> [Written task] Copy each line below in which the string "melioracyjnych" occurs.

Stored records:
· · · ·
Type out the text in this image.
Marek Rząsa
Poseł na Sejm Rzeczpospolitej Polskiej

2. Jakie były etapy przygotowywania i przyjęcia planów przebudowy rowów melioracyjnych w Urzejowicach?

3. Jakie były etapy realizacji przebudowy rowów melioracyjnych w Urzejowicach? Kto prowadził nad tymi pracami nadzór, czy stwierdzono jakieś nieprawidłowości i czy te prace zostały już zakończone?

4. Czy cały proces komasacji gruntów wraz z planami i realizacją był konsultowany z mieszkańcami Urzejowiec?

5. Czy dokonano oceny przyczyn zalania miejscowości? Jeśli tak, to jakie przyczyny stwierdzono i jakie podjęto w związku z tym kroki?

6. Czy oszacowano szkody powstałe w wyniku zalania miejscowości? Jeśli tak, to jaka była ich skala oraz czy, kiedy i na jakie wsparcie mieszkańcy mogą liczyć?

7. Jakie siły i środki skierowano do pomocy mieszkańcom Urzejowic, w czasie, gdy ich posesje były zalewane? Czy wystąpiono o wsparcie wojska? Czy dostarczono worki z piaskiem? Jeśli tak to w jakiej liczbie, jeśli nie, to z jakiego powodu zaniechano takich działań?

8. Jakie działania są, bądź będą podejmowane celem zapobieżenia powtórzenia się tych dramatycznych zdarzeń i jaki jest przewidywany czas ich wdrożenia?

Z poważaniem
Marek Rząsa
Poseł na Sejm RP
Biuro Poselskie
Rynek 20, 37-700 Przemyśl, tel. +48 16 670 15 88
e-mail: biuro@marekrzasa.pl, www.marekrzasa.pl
· · · ·
> [Correct answer]
2. Jakie były etapy przygotowywania i przyjęcia planów przebudowy rowów melioracyjnych w Urzejowicach?
3. Jakie były etapy realizacji przebudowy rowów melioracyjnych w Urzejowicach? Kto prowadził nad tymi pracami nadzór, czy stwierdzono jakieś nieprawidłowości i czy te prace zostały już zakończone?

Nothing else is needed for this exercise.